● Written problem 1:
In the office chair review below, translate this sentence into Spanish: "Task chairs are a subjective experience: what's comfortable for my body might be a downright ergonomic challenge for someone else to work from."

-- Start Text passage --

Despite the recent hoopla surrounding the premise of working from standing desks, battling the bulge upon treadmill desks, or the emergence of core-engaging active seating options, the majority of us currently and will continue working from a regular office chair. If there's anything to splurge upon in a workspace it's a comfortable, ergonomic task chair I'd most recommend saving your pennies for. But you might not need to spend a lot of those coppers thanks to Poppin's bright young thing, the 5th Ave. Chair...
Task chairs are a subjective experience: what's comfortable for my body might be a downright ergonomic challenge for someone else to work from. Height, weight, torso-to-leg ratio, and preferred arm placement all come to play into the equation of what makes a task chair comfortable. But there are certain qualities one should look for while shopping for task seating beyond initial good impressions.
Good first impressions the Poppin 5th Ave. Chair has in spades, my review unit a ray of sunshine in bright yellow and looking right at home in my tiny converted closet home office. But would I love it as much after continual everyday use?
Here's the down low on all the basic features offered by the 5th Ave. chair:
- pneumatic height adjustment via handle
- molded foam seat cushion with coordinating knit backrest
- fixed arms
- powder-coated steel frame in white
- five-star aluminum base in powder-coated white
- 15-degree tilt with tension control
- 3" height adjust
- 25" x 25" x 33-36"

-- End Text passage --

● Written problem 2:
Reproduce the lines of the records verbatim, starting at the first line of the records and ending at the line that contains "caption-text: Summary of", with both of those lines included.

-- Start Records supplied --

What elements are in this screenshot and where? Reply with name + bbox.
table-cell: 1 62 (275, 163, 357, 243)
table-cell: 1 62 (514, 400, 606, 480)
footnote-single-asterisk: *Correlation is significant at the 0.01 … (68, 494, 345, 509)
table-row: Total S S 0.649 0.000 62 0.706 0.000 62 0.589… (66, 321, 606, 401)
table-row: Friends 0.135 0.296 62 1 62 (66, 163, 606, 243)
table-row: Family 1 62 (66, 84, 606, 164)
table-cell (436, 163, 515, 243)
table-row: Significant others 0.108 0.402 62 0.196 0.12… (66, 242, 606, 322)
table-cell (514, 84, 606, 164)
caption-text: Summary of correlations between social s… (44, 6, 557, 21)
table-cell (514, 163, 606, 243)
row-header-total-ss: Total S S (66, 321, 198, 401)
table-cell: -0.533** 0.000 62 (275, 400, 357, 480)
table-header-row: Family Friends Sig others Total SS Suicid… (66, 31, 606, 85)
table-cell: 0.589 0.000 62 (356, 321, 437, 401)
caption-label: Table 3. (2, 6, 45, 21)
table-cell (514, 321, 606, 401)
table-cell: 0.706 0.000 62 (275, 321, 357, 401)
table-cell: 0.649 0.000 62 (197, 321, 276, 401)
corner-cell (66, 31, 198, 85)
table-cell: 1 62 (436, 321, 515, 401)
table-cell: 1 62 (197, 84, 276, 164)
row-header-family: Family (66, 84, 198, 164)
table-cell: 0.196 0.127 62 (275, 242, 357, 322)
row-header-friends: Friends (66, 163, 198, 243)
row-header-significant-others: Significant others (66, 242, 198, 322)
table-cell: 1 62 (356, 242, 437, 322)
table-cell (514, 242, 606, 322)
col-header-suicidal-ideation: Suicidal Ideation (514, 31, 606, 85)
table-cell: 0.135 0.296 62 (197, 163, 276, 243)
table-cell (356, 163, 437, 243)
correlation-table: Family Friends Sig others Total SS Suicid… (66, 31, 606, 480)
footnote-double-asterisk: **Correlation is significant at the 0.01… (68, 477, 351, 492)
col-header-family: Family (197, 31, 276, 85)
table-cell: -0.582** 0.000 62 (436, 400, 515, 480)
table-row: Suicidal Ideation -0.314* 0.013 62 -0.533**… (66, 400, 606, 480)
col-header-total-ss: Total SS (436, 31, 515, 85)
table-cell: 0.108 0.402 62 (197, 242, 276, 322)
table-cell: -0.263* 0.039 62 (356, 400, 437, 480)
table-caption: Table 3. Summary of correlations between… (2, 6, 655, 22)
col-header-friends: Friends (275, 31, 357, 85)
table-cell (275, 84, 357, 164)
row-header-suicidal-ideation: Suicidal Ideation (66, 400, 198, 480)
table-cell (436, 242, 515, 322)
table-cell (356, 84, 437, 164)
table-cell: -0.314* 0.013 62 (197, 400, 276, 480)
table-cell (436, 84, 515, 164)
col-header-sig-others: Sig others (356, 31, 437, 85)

-- End Records supplied --

● Task solution 1:
Las sillas de trabajo son una experiencia subjetiva: lo que es cómodo para mi cuerpo podría ser un verdadero desafío ergonómico para que otra persona trabaje en ella.

● Task solution 2:
What elements are in this screenshot and where? Reply with name + bbox.
table-cell: 1 62 (275, 163, 357, 243)
table-cell: 1 62 (514, 400, 606, 480)
footnote-single-asterisk: *Correlation is significant at the 0.01 … (68, 494, 345, 509)
table-row: Total S S 0.649 0.000 62 0.706 0.000 62 0.589… (66, 321, 606, 401)
table-row: Friends 0.135 0.296 62 1 62 (66, 163, 606, 243)
table-row: Family 1 62 (66, 84, 606, 164)
table-cell (436, 163, 515, 243)
table-row: Significant others 0.108 0.402 62 0.196 0.12… (66, 242, 606, 322)
table-cell (514, 84, 606, 164)
caption-text: Summary of correlations between social s… (44, 6, 557, 21)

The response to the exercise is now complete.